Present each line of the entries below that holds the word "units".
________________
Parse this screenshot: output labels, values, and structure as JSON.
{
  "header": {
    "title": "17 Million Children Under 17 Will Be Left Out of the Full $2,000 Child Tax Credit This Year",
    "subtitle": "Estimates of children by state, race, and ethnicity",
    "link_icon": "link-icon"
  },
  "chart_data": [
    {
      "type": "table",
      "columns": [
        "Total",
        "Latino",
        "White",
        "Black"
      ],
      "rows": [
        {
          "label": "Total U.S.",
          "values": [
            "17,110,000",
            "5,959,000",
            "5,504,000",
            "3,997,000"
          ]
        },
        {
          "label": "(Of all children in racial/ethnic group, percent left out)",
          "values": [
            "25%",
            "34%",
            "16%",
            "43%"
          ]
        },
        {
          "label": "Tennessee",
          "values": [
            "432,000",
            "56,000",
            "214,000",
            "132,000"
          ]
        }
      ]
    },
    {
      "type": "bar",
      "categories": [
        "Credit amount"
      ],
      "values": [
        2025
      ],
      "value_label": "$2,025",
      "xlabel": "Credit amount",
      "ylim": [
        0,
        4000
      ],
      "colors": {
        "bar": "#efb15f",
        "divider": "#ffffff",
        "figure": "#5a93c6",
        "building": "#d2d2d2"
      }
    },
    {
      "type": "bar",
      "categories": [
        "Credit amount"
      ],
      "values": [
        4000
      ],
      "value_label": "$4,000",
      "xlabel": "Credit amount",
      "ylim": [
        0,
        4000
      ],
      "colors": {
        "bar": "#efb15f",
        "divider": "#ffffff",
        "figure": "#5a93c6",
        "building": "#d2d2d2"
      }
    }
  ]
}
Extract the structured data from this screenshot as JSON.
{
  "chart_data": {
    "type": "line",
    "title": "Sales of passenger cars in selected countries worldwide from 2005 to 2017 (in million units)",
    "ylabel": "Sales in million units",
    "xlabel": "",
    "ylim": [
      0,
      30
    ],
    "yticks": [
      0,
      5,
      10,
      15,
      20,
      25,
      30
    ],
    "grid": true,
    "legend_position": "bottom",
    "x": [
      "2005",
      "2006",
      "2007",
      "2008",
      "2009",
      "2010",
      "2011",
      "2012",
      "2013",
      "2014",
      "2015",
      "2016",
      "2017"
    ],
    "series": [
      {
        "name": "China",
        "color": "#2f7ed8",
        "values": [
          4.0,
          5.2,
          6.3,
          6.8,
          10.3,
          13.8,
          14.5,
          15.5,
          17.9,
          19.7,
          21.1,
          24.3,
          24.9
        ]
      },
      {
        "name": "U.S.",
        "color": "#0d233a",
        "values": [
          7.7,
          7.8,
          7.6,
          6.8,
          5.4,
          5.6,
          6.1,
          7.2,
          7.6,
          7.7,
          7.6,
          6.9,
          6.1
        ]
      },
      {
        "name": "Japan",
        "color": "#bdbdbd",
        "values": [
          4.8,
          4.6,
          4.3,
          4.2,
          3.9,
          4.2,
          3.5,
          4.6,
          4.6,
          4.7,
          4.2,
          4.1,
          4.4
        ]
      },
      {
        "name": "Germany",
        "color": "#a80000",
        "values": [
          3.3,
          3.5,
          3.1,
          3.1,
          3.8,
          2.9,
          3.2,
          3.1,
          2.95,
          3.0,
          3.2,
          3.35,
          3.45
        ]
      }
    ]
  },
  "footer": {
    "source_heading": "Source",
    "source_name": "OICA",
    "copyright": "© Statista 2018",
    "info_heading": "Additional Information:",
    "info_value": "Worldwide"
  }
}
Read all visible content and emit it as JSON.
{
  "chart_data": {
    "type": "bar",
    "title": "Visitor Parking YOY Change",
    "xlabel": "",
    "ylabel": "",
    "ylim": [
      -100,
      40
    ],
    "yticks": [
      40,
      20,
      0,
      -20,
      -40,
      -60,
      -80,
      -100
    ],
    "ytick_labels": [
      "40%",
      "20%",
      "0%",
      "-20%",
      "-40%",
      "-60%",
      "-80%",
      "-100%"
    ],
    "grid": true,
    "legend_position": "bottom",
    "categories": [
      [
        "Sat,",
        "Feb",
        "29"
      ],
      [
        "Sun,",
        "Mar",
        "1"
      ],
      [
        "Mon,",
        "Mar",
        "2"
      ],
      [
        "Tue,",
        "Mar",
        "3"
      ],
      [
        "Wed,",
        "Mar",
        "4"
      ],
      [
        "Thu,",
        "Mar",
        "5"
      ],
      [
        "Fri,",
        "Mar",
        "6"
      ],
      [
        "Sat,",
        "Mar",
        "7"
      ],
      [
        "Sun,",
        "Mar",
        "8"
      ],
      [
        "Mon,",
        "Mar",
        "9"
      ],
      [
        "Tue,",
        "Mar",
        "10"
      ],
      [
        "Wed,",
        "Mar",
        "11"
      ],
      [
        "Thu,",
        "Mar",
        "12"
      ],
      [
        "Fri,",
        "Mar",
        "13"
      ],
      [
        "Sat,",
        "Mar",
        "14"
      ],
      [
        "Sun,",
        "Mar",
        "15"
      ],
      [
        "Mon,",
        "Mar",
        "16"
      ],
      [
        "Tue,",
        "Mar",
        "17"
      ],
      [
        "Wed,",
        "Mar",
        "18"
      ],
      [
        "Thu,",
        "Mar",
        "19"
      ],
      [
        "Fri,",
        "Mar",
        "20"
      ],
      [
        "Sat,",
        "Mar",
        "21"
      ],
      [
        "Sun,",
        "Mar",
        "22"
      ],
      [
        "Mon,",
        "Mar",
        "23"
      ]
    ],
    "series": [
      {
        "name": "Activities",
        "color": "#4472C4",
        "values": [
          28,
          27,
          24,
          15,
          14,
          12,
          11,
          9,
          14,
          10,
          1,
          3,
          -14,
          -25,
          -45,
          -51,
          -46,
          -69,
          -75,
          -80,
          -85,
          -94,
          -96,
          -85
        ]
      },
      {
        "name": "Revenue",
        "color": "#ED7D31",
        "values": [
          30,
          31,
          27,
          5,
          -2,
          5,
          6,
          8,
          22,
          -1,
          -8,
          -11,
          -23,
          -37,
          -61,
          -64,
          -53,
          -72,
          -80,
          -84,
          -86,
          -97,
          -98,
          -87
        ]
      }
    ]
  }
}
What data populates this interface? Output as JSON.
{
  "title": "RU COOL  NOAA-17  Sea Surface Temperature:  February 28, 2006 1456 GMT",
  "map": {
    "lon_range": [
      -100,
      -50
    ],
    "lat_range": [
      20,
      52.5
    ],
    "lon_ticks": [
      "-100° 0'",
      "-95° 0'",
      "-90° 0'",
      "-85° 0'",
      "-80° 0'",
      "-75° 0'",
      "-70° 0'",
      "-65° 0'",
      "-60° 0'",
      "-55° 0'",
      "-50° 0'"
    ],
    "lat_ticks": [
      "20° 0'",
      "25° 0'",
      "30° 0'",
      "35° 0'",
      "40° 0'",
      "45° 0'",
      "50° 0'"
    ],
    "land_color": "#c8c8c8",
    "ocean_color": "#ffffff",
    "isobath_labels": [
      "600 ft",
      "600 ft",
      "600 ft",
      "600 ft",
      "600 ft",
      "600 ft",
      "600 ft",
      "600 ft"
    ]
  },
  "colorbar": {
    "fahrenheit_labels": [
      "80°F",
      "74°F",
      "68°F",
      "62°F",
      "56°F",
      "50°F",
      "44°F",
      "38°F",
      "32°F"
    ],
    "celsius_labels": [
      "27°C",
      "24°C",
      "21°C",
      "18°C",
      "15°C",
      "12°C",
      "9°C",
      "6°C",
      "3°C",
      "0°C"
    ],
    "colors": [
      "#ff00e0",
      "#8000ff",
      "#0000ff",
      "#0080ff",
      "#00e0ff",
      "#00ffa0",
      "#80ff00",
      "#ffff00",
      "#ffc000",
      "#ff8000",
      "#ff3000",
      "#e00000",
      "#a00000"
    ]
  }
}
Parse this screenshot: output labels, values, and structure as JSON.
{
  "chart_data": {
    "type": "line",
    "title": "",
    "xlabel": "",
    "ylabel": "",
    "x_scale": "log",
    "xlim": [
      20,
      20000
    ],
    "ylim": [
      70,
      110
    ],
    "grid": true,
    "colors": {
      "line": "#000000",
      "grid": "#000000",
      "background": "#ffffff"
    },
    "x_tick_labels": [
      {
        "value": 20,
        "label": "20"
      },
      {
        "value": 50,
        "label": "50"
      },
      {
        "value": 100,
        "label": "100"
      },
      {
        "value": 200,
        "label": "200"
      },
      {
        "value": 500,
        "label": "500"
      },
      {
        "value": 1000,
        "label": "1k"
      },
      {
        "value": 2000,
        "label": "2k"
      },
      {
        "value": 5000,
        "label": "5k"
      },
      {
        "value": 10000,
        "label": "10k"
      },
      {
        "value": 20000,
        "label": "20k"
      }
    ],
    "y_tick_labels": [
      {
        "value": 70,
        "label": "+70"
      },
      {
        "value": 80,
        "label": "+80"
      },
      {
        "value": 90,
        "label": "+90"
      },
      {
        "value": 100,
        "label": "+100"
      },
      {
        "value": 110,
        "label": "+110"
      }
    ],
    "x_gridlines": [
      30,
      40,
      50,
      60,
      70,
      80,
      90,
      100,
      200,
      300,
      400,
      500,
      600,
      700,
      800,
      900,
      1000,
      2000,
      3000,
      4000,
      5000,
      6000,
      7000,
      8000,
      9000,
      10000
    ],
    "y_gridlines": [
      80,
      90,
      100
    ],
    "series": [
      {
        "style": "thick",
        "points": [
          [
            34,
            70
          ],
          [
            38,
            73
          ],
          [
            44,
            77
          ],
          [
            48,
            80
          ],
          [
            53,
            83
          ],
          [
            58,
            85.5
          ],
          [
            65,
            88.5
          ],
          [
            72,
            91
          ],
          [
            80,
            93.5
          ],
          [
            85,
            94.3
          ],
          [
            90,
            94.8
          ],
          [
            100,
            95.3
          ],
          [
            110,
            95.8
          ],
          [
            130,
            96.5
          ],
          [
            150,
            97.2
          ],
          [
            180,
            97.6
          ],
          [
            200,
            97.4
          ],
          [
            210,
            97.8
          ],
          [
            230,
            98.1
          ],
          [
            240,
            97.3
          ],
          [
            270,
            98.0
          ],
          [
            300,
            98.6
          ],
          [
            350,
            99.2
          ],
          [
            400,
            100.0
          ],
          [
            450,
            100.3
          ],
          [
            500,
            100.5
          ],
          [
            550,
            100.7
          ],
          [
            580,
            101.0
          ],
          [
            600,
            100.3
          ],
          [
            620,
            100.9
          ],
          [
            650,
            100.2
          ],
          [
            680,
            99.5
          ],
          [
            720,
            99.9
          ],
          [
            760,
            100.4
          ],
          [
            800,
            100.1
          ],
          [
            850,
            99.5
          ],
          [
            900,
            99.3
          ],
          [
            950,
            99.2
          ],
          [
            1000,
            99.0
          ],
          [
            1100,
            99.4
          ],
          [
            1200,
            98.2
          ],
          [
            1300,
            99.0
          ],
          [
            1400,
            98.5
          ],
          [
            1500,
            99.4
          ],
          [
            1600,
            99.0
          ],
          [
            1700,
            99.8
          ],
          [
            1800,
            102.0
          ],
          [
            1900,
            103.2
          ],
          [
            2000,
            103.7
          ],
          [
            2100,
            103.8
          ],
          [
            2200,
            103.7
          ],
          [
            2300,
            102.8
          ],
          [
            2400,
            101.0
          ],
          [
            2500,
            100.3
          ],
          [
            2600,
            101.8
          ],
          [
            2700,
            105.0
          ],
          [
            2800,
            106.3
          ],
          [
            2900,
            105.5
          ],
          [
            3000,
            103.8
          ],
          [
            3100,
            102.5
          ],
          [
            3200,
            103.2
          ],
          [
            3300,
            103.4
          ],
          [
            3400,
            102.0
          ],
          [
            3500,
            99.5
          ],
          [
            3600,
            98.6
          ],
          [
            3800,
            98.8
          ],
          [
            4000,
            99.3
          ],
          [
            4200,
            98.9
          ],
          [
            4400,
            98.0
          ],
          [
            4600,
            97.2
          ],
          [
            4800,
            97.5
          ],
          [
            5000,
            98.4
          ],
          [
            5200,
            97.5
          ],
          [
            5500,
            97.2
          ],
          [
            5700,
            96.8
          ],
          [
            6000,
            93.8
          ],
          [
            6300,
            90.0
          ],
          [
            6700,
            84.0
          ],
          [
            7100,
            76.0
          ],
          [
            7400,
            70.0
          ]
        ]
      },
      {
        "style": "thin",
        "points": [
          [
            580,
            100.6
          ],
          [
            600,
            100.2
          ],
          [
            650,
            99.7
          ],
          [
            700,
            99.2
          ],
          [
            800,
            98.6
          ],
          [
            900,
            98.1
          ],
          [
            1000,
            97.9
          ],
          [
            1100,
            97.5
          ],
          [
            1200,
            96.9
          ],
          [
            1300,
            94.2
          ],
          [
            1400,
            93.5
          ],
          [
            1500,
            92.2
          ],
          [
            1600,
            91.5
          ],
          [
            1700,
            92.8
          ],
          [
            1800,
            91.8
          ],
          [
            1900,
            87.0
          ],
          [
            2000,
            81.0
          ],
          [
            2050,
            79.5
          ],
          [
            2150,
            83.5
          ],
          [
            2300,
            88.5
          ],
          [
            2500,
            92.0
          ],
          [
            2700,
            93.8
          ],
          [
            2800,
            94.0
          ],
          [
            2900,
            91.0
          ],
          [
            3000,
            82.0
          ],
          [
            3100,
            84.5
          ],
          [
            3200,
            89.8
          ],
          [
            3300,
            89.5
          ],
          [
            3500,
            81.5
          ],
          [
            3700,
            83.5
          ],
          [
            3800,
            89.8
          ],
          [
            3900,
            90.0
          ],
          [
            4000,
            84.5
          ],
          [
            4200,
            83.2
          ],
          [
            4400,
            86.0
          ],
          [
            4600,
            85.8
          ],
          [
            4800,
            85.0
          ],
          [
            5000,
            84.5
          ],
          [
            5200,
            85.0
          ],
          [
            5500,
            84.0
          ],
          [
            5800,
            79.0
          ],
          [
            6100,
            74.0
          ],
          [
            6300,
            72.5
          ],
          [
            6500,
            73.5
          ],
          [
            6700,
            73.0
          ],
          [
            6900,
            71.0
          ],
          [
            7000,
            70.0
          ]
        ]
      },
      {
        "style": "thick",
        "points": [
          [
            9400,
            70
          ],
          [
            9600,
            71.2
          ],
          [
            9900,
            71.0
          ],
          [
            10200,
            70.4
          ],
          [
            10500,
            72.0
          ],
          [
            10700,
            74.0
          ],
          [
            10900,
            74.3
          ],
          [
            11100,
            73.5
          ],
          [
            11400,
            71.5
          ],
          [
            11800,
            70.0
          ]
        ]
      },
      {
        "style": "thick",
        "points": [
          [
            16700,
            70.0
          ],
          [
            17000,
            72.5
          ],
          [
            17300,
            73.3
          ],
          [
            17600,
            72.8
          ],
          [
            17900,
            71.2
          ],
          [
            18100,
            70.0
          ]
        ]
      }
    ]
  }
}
________________
> [Exercise result]:
    "title": "Sales of passenger cars in selected countries worldwide from 2005 to 2017 (in million units)",
    "ylabel": "Sales in million units",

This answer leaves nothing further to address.